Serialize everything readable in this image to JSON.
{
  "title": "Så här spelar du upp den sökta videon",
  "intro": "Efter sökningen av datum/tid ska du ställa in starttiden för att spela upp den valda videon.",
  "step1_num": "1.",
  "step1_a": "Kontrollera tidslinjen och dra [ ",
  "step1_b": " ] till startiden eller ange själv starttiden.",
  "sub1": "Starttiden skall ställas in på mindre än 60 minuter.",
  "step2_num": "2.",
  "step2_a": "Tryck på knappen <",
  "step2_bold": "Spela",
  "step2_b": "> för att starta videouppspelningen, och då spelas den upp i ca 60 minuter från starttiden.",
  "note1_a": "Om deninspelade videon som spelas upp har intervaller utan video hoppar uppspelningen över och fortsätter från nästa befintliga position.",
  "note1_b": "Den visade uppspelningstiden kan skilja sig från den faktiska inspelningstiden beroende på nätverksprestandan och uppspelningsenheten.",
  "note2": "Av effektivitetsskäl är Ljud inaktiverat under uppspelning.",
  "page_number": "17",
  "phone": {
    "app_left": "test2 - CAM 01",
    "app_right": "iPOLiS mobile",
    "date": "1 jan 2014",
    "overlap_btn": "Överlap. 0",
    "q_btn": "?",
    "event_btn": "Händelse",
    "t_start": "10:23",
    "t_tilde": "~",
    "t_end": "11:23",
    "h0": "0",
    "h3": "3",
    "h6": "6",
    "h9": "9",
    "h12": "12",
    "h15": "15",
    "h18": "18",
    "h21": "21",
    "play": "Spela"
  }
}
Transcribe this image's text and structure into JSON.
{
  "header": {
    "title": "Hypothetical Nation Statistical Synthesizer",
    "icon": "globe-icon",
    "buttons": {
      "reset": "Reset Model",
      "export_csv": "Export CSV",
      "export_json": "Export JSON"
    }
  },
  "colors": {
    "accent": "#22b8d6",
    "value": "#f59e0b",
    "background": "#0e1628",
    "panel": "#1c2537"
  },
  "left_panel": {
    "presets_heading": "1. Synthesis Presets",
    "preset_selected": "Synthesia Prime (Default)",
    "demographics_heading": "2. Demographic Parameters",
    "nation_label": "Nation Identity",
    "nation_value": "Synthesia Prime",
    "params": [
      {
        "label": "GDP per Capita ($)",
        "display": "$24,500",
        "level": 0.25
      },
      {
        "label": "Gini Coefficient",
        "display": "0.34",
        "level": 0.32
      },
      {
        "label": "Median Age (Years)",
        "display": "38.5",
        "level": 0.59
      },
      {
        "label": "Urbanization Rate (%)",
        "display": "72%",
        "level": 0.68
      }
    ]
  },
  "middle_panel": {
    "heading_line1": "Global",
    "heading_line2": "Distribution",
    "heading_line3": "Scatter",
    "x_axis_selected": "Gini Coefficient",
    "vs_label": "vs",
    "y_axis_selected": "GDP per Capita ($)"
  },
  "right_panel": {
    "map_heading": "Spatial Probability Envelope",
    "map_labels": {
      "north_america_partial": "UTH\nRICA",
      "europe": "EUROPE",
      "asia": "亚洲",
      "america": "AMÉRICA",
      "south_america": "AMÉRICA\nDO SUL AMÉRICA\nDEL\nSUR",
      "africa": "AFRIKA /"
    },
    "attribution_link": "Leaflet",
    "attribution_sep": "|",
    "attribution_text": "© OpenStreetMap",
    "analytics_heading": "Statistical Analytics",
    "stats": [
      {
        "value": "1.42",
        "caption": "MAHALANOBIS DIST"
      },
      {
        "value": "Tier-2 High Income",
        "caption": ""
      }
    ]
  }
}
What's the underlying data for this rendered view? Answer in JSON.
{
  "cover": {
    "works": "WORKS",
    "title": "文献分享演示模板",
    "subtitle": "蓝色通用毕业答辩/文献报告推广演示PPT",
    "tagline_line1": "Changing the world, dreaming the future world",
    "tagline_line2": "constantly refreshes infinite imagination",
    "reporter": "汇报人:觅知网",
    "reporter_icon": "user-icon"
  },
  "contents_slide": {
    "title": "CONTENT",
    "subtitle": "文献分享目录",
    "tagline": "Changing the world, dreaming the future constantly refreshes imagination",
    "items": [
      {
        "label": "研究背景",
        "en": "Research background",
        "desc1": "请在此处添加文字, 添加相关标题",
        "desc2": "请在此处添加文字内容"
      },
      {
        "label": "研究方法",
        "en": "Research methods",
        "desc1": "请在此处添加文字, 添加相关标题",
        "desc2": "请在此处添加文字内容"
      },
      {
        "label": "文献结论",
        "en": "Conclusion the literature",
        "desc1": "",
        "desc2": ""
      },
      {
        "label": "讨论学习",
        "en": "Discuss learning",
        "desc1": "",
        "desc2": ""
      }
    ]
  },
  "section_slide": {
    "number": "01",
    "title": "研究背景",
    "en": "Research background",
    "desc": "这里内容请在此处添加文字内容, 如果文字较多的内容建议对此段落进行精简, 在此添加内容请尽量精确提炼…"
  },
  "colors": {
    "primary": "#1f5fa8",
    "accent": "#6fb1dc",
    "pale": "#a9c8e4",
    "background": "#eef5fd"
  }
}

⁂

● WHAT YOU WILL DO
Using the listing above, list every line in which the string "world" occurs.

● OUTPUT FOR THIS EXERCISE
    "tagline_line1": "Changing the world, dreaming the future world",
    "tagline": "Changing the world, dreaming the future constantly refreshes imagination",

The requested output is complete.